_Exercise:_
Gather up every line that includes the string "title".

_Dataset records:_
- - - -

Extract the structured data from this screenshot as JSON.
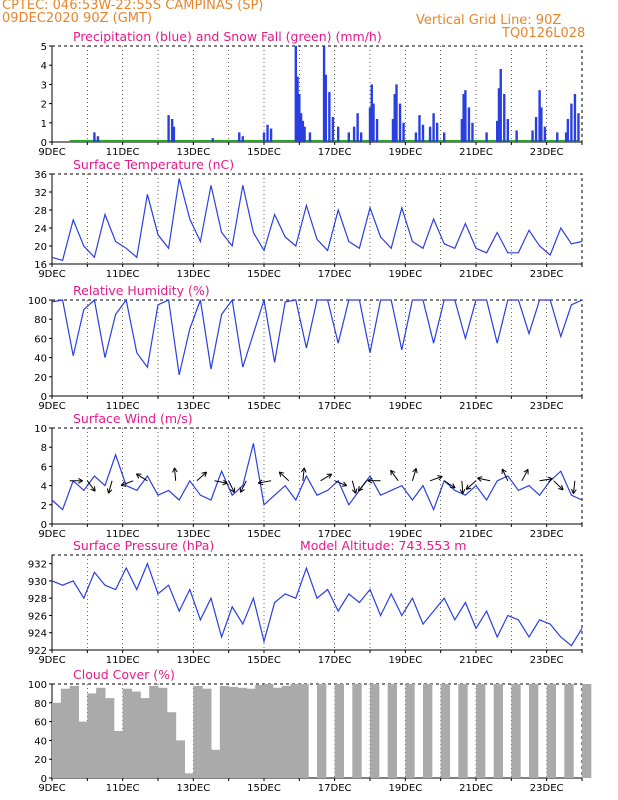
{
  "header": {
    "station": "CPTEC:   046:53W-22:55S   CAMPINAS (SP)",
    "run": "09DEC2020 90Z (GMT)",
    "grid_note": "Vertical Grid Line: 90Z",
    "code": "TQ0126L028"
  },
  "colors": {
    "header": "#e8852a",
    "title": "#e8198b",
    "line": "#2a3fe0",
    "bar": "#2a3fe0",
    "snow": "#22aa22",
    "cloud": "#aaaaaa"
  },
  "x_ticks": [
    "9DEC",
    "11DEC",
    "13DEC",
    "15DEC",
    "17DEC",
    "19DEC",
    "21DEC",
    "23DEC"
  ],
  "chart_data": [
    {
      "id": "precip",
      "type": "bar",
      "title": "Precipitation (blue) and Snow Fall (green) (mm/h)",
      "ylim": [
        0,
        5
      ],
      "yticks": [
        0,
        1,
        2,
        3,
        4,
        5
      ],
      "x_unit": "days since 9DEC 00Z",
      "series": [
        {
          "name": "Precipitation",
          "values": [
            [
              1.2,
              0.5
            ],
            [
              1.3,
              0.3
            ],
            [
              3.3,
              1.4
            ],
            [
              3.4,
              1.2
            ],
            [
              3.45,
              0.8
            ],
            [
              4.55,
              0.2
            ],
            [
              5.3,
              0.5
            ],
            [
              5.4,
              0.3
            ],
            [
              6.0,
              0.5
            ],
            [
              6.1,
              0.9
            ],
            [
              6.2,
              0.7
            ],
            [
              6.9,
              5
            ],
            [
              6.95,
              3.4
            ],
            [
              7.0,
              2.5
            ],
            [
              7.05,
              1.5
            ],
            [
              7.1,
              1.1
            ],
            [
              7.15,
              0.8
            ],
            [
              7.3,
              0.5
            ],
            [
              7.7,
              5
            ],
            [
              7.75,
              3.5
            ],
            [
              7.85,
              2.6
            ],
            [
              7.95,
              1.3
            ],
            [
              8.1,
              0.8
            ],
            [
              8.4,
              0.5
            ],
            [
              8.55,
              0.8
            ],
            [
              8.65,
              1.5
            ],
            [
              8.75,
              0.5
            ],
            [
              9.0,
              1.8
            ],
            [
              9.05,
              3.0
            ],
            [
              9.1,
              2.0
            ],
            [
              9.2,
              1.2
            ],
            [
              9.65,
              1.2
            ],
            [
              9.7,
              2.5
            ],
            [
              9.75,
              3.0
            ],
            [
              9.85,
              2.0
            ],
            [
              9.95,
              1.0
            ],
            [
              10.3,
              0.5
            ],
            [
              10.4,
              1.4
            ],
            [
              10.5,
              0.9
            ],
            [
              10.7,
              0.8
            ],
            [
              10.8,
              1.5
            ],
            [
              10.9,
              1.0
            ],
            [
              11.1,
              0.5
            ],
            [
              11.6,
              1.2
            ],
            [
              11.65,
              2.5
            ],
            [
              11.7,
              2.7
            ],
            [
              11.8,
              1.8
            ],
            [
              11.9,
              1.0
            ],
            [
              12.3,
              0.5
            ],
            [
              12.6,
              1.1
            ],
            [
              12.65,
              2.8
            ],
            [
              12.7,
              3.8
            ],
            [
              12.8,
              2.5
            ],
            [
              12.9,
              1.2
            ],
            [
              13.15,
              0.6
            ],
            [
              13.6,
              0.6
            ],
            [
              13.7,
              1.3
            ],
            [
              13.8,
              2.7
            ],
            [
              13.85,
              1.8
            ],
            [
              13.95,
              0.8
            ],
            [
              14.3,
              0.5
            ],
            [
              14.55,
              0.5
            ],
            [
              14.6,
              1.2
            ],
            [
              14.7,
              2.0
            ],
            [
              14.8,
              2.5
            ],
            [
              14.9,
              1.5
            ]
          ]
        },
        {
          "name": "Snow Fall",
          "values": [
            [
              0.5,
              0
            ],
            [
              14.9,
              0
            ]
          ]
        }
      ]
    },
    {
      "id": "temp",
      "type": "line",
      "title": "Surface Temperature (nC)",
      "ylim": [
        16,
        36
      ],
      "yticks": [
        16,
        20,
        24,
        28,
        32,
        36
      ],
      "x": [
        0,
        0.3,
        0.6,
        0.9,
        1.2,
        1.5,
        1.8,
        2.1,
        2.4,
        2.7,
        3.0,
        3.3,
        3.6,
        3.9,
        4.2,
        4.5,
        4.8,
        5.1,
        5.4,
        5.7,
        6.0,
        6.3,
        6.6,
        6.9,
        7.2,
        7.5,
        7.8,
        8.1,
        8.4,
        8.7,
        9.0,
        9.3,
        9.6,
        9.9,
        10.2,
        10.5,
        10.8,
        11.1,
        11.4,
        11.7,
        12.0,
        12.3,
        12.6,
        12.9,
        13.2,
        13.5,
        13.8,
        14.1,
        14.4,
        14.7,
        15.0
      ],
      "values": [
        17.5,
        16.8,
        25.8,
        20,
        17.5,
        27,
        21,
        19.5,
        17.5,
        31.5,
        22.5,
        19.5,
        35,
        26,
        21,
        33.5,
        23,
        20,
        33.5,
        23,
        19,
        27,
        22,
        20,
        29,
        21.5,
        19,
        28,
        21,
        19.5,
        28.5,
        22,
        19.5,
        28.5,
        21,
        19.5,
        26,
        20.5,
        19.5,
        25,
        19.5,
        18.5,
        23,
        18.5,
        18.5,
        23.5,
        20,
        18,
        24,
        20.5,
        21
      ]
    },
    {
      "id": "rh",
      "type": "line",
      "title": "Relative Humidity (%)",
      "ylim": [
        0,
        100
      ],
      "yticks": [
        0,
        20,
        40,
        60,
        80,
        100
      ],
      "x": [
        0,
        0.3,
        0.6,
        0.9,
        1.2,
        1.5,
        1.8,
        2.1,
        2.4,
        2.7,
        3.0,
        3.3,
        3.6,
        3.9,
        4.2,
        4.5,
        4.8,
        5.1,
        5.4,
        5.7,
        6.0,
        6.3,
        6.6,
        6.9,
        7.2,
        7.5,
        7.8,
        8.1,
        8.4,
        8.7,
        9.0,
        9.3,
        9.6,
        9.9,
        10.2,
        10.5,
        10.8,
        11.1,
        11.4,
        11.7,
        12.0,
        12.3,
        12.6,
        12.9,
        13.2,
        13.5,
        13.8,
        14.1,
        14.4,
        14.7,
        15.0
      ],
      "values": [
        98,
        100,
        42,
        90,
        100,
        40,
        85,
        100,
        45,
        30,
        95,
        100,
        22,
        70,
        100,
        28,
        85,
        100,
        30,
        65,
        100,
        35,
        98,
        100,
        50,
        100,
        100,
        55,
        100,
        100,
        45,
        100,
        100,
        48,
        100,
        100,
        55,
        100,
        100,
        60,
        100,
        100,
        55,
        100,
        100,
        65,
        100,
        100,
        62,
        95,
        100
      ]
    },
    {
      "id": "wind",
      "type": "line",
      "title": "Surface Wind (m/s)",
      "ylim": [
        0,
        10
      ],
      "yticks": [
        0,
        2,
        4,
        6,
        8,
        10
      ],
      "x": [
        0,
        0.3,
        0.6,
        0.9,
        1.2,
        1.5,
        1.8,
        2.1,
        2.4,
        2.7,
        3.0,
        3.3,
        3.6,
        3.9,
        4.2,
        4.5,
        4.8,
        5.1,
        5.4,
        5.7,
        6.0,
        6.3,
        6.6,
        6.9,
        7.2,
        7.5,
        7.8,
        8.1,
        8.4,
        8.7,
        9.0,
        9.3,
        9.6,
        9.9,
        10.2,
        10.5,
        10.8,
        11.1,
        11.4,
        11.7,
        12.0,
        12.3,
        12.6,
        12.9,
        13.2,
        13.5,
        13.8,
        14.1,
        14.4,
        14.7,
        15.0
      ],
      "values": [
        2.5,
        1.5,
        4.5,
        3.5,
        5,
        4,
        7.2,
        4,
        3.5,
        5,
        3,
        3.5,
        2.5,
        4.5,
        3,
        2.5,
        5.5,
        3,
        4,
        8.4,
        2,
        3,
        4,
        2.5,
        5,
        3,
        3.5,
        4.5,
        2,
        3.5,
        5,
        3,
        3.5,
        4,
        2.5,
        4,
        1.5,
        4.5,
        3.5,
        3,
        4,
        2.5,
        4.5,
        5,
        3.5,
        4,
        3,
        4.5,
        5.5,
        3,
        2.5
      ],
      "arrows_x": [
        0.5,
        1.0,
        1.7,
        2.3,
        2.7,
        3.5,
        4.1,
        4.6,
        5.0,
        5.5,
        6.2,
        6.7,
        7.1,
        7.6,
        8.0,
        8.5,
        8.9,
        9.3,
        9.8,
        10.2,
        10.7,
        11.1,
        11.6,
        12.0,
        12.4,
        12.9,
        13.3,
        13.8,
        14.2,
        14.8
      ]
    },
    {
      "id": "pres",
      "type": "line",
      "title": "Surface Pressure (hPa)",
      "annotation": "Model Altitude: 743.553  m",
      "ylim": [
        922,
        933
      ],
      "yticks": [
        922,
        924,
        926,
        928,
        930,
        932
      ],
      "x": [
        0,
        0.3,
        0.6,
        0.9,
        1.2,
        1.5,
        1.8,
        2.1,
        2.4,
        2.7,
        3.0,
        3.3,
        3.6,
        3.9,
        4.2,
        4.5,
        4.8,
        5.1,
        5.4,
        5.7,
        6.0,
        6.3,
        6.6,
        6.9,
        7.2,
        7.5,
        7.8,
        8.1,
        8.4,
        8.7,
        9.0,
        9.3,
        9.6,
        9.9,
        10.2,
        10.5,
        10.8,
        11.1,
        11.4,
        11.7,
        12.0,
        12.3,
        12.6,
        12.9,
        13.2,
        13.5,
        13.8,
        14.1,
        14.4,
        14.7,
        15.0
      ],
      "values": [
        930,
        929.5,
        930,
        928,
        931,
        929.5,
        929,
        931.5,
        929,
        932,
        928.5,
        929.5,
        926.5,
        929,
        925.5,
        928,
        923.5,
        927,
        925,
        928,
        923,
        927.5,
        928.5,
        928,
        931.5,
        928,
        929,
        926.5,
        928.5,
        927.5,
        929,
        926,
        928.5,
        926,
        928,
        925,
        926.5,
        928,
        925.5,
        927.5,
        924.5,
        926.5,
        923.5,
        926,
        925.5,
        923.5,
        925.5,
        925,
        923.5,
        922.5,
        924.5
      ]
    },
    {
      "id": "cloud",
      "type": "bar",
      "title": "Cloud Cover (%)",
      "ylim": [
        0,
        100
      ],
      "yticks": [
        0,
        20,
        40,
        60,
        80,
        100
      ],
      "x": [
        0,
        0.25,
        0.5,
        0.75,
        1.0,
        1.25,
        1.5,
        1.75,
        2.0,
        2.25,
        2.5,
        2.75,
        3.0,
        3.25,
        3.5,
        3.75,
        4.0,
        4.25,
        4.5,
        4.75,
        5.0,
        5.25,
        5.5,
        5.75,
        6.0,
        6.25,
        6.5,
        6.75,
        7.0,
        7.5,
        8.0,
        8.5,
        9.0,
        9.5,
        10.0,
        10.5,
        11.0,
        11.5,
        12.0,
        12.5,
        13.0,
        13.5,
        14.0,
        14.5,
        15.0
      ],
      "values": [
        80,
        95,
        98,
        60,
        90,
        96,
        85,
        50,
        95,
        92,
        85,
        98,
        96,
        70,
        40,
        5,
        98,
        95,
        30,
        98,
        97,
        96,
        95,
        99,
        100,
        96,
        98,
        100,
        100,
        100,
        100,
        100,
        100,
        100,
        100,
        100,
        100,
        100,
        100,
        100,
        100,
        100,
        100,
        100,
        100
      ]
    }
  ]
}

- - - -

_Answer to the task:_
    "title": "#e8198b",
      "title": "Precipitation (blue) and Snow Fall (green) (mm/h)",
      "title": "Surface Temperature (nC)",
      "title": "Relative Humidity (%)",
      "title": "Surface Wind (m/s)",
      "title": "Surface Pressure (hPa)",
      "title": "Cloud Cover (%)",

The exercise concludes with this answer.